- _Aim of the exercise_
Identify every line containing the word "structured" and reproduce each one.

- _Data for processing_
· · ·

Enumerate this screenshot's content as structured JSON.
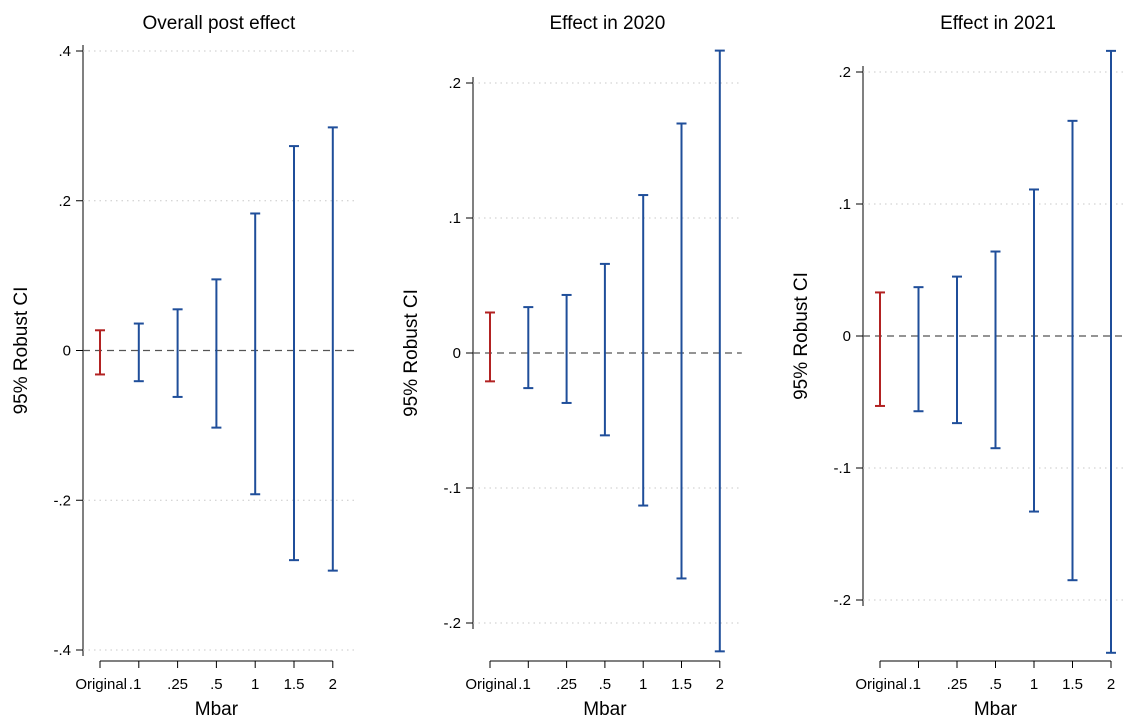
{
  "colors": {
    "original": "#b22222",
    "robust": "#1f4e9a"
  },
  "chart_data": [
    {
      "type": "errorbar",
      "title": "Overall post effect",
      "xlabel": "Mbar",
      "ylabel": "95% Robust CI",
      "categories": [
        "Original",
        ".1",
        ".25",
        ".5",
        "1",
        "1.5",
        "2"
      ],
      "ylim": [
        -0.4,
        0.4
      ],
      "yticks": [
        -0.4,
        -0.2,
        0,
        0.2,
        0.4
      ],
      "ytick_labels": [
        "-.4",
        "-.2",
        "0",
        ".2",
        ".4"
      ],
      "lower": [
        -0.032,
        -0.041,
        -0.062,
        -0.103,
        -0.192,
        -0.28,
        -0.294
      ],
      "upper": [
        0.027,
        0.036,
        0.055,
        0.095,
        0.183,
        0.273,
        0.298
      ],
      "grid": true
    },
    {
      "type": "errorbar",
      "title": "Effect in 2020",
      "xlabel": "Mbar",
      "ylabel": "95% Robust CI",
      "categories": [
        "Original",
        ".1",
        ".25",
        ".5",
        "1",
        "1.5",
        "2"
      ],
      "ylim": [
        -0.2,
        0.2
      ],
      "yticks": [
        -0.2,
        -0.1,
        0,
        0.1,
        0.2
      ],
      "ytick_labels": [
        "-.2",
        "-.1",
        "0",
        ".1",
        ".2"
      ],
      "lower": [
        -0.021,
        -0.026,
        -0.037,
        -0.061,
        -0.113,
        -0.167,
        -0.221
      ],
      "upper": [
        0.03,
        0.034,
        0.043,
        0.066,
        0.117,
        0.17,
        0.224
      ],
      "grid": true
    },
    {
      "type": "errorbar",
      "title": "Effect in 2021",
      "xlabel": "Mbar",
      "ylabel": "95% Robust CI",
      "categories": [
        "Original",
        ".1",
        ".25",
        ".5",
        "1",
        "1.5",
        "2"
      ],
      "ylim": [
        -0.2,
        0.2
      ],
      "yticks": [
        -0.2,
        -0.1,
        0,
        0.1,
        0.2
      ],
      "ytick_labels": [
        "-.2",
        "-.1",
        "0",
        ".1",
        ".2"
      ],
      "lower": [
        -0.053,
        -0.057,
        -0.066,
        -0.085,
        -0.133,
        -0.185,
        -0.24
      ],
      "upper": [
        0.033,
        0.037,
        0.045,
        0.064,
        0.111,
        0.163,
        0.216
      ],
      "grid": true
    }
  ]
}
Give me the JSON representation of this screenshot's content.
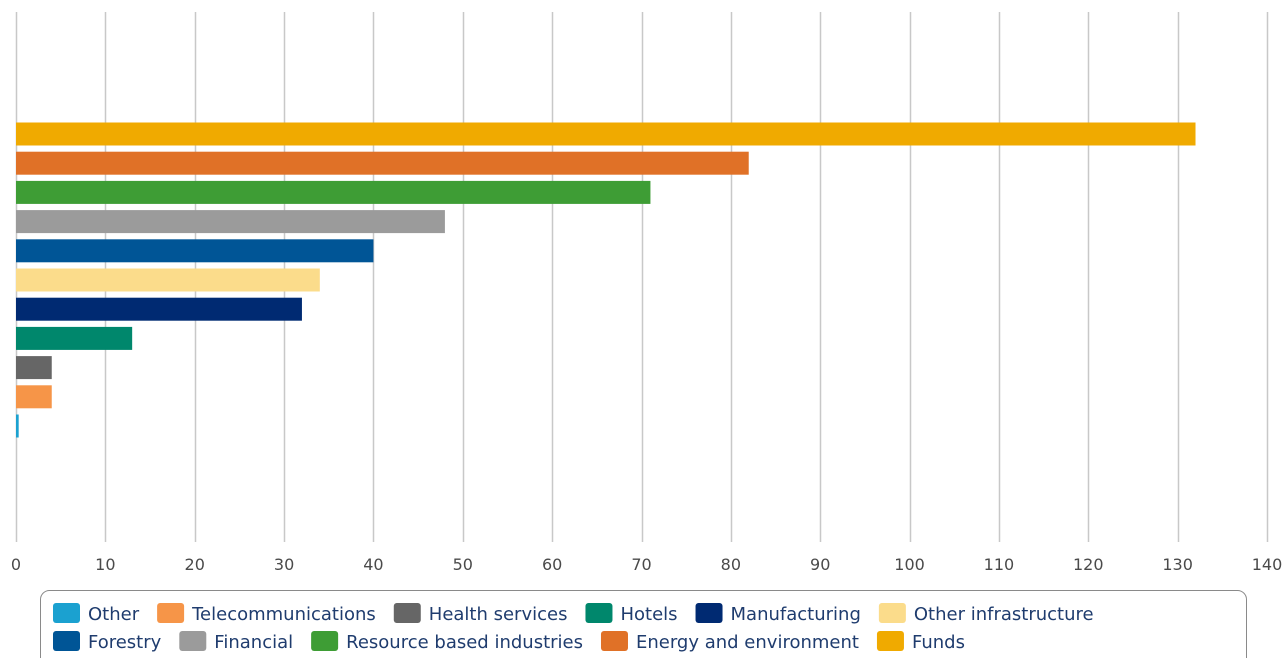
{
  "chart_data": {
    "type": "bar",
    "orientation": "horizontal",
    "categories": [
      "Other",
      "Telecommunications",
      "Health services",
      "Hotels",
      "Manufacturing",
      "Other infrastructure",
      "Forestry",
      "Financial",
      "Resource based industries",
      "Energy and environment",
      "Funds"
    ],
    "values": [
      0.3,
      4,
      4,
      13,
      32,
      34,
      40,
      48,
      71,
      82,
      132
    ],
    "colors": [
      "#1ba1d0",
      "#f69548",
      "#666666",
      "#00876c",
      "#002a72",
      "#fbdc8b",
      "#005596",
      "#9b9b9b",
      "#3e9d35",
      "#e07127",
      "#f0aa00"
    ],
    "xlim": [
      0,
      140
    ],
    "x_ticks": [
      "0",
      "10",
      "20",
      "30",
      "40",
      "50",
      "60",
      "70",
      "80",
      "90",
      "100",
      "110",
      "120",
      "130",
      "140"
    ],
    "grid": "vertical",
    "legend": {
      "position": "bottom",
      "rows": [
        [
          "Other",
          "Telecommunications",
          "Health services",
          "Hotels",
          "Manufacturing",
          "Other infrastructure"
        ],
        [
          "Forestry",
          "Financial",
          "Resource based industries",
          "Energy and environment",
          "Funds"
        ]
      ]
    },
    "title": "",
    "xlabel": "",
    "ylabel": ""
  }
}
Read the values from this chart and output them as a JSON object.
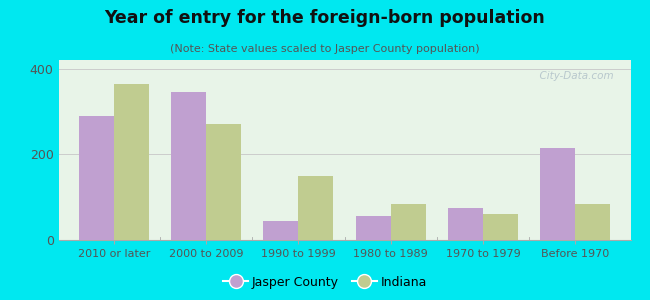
{
  "title": "Year of entry for the foreign-born population",
  "subtitle": "(Note: State values scaled to Jasper County population)",
  "categories": [
    "2010 or later",
    "2000 to 2009",
    "1990 to 1999",
    "1980 to 1989",
    "1970 to 1979",
    "Before 1970"
  ],
  "jasper_values": [
    290,
    345,
    45,
    55,
    75,
    215
  ],
  "indiana_values": [
    365,
    270,
    150,
    85,
    60,
    85
  ],
  "jasper_color": "#c0a0d0",
  "indiana_color": "#c0cc90",
  "background_color": "#00e8f0",
  "plot_bg_top": "#e8f4e8",
  "plot_bg_bottom": "#d8eee0",
  "ylim": [
    0,
    420
  ],
  "yticks": [
    0,
    200,
    400
  ],
  "bar_width": 0.38,
  "watermark": "  City-Data.com",
  "legend_jasper": "Jasper County",
  "legend_indiana": "Indiana"
}
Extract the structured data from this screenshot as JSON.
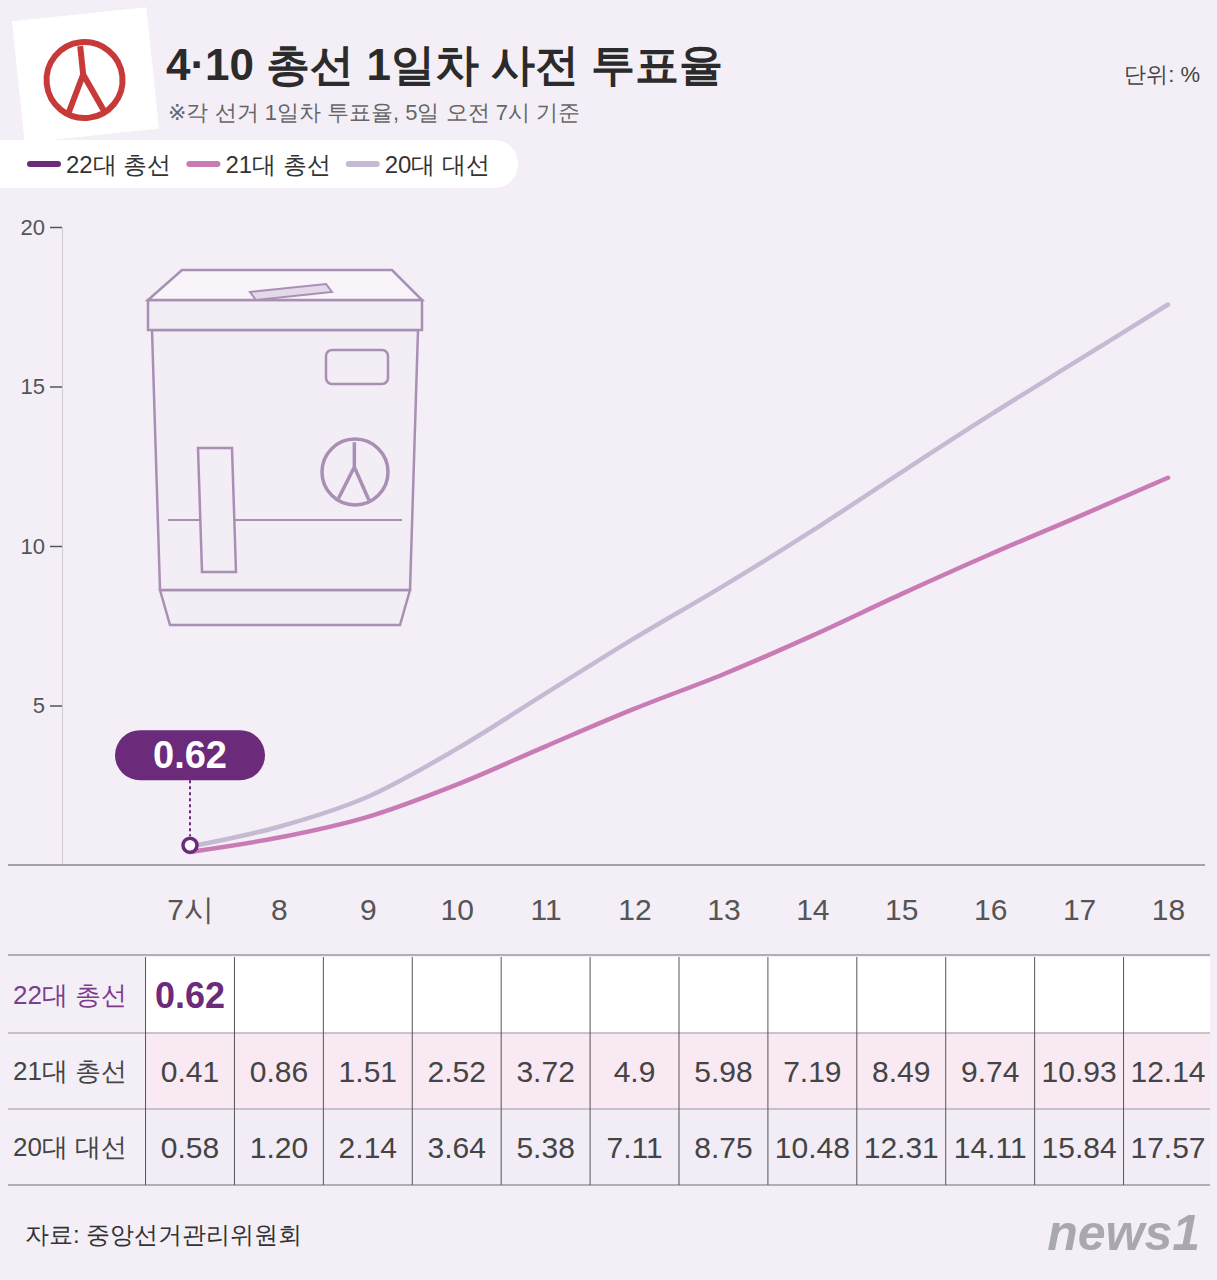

· · ·

- _Full output_
Enumerate this screenshot's content as structured JSON.
Extract the structured data from this screenshot as JSON.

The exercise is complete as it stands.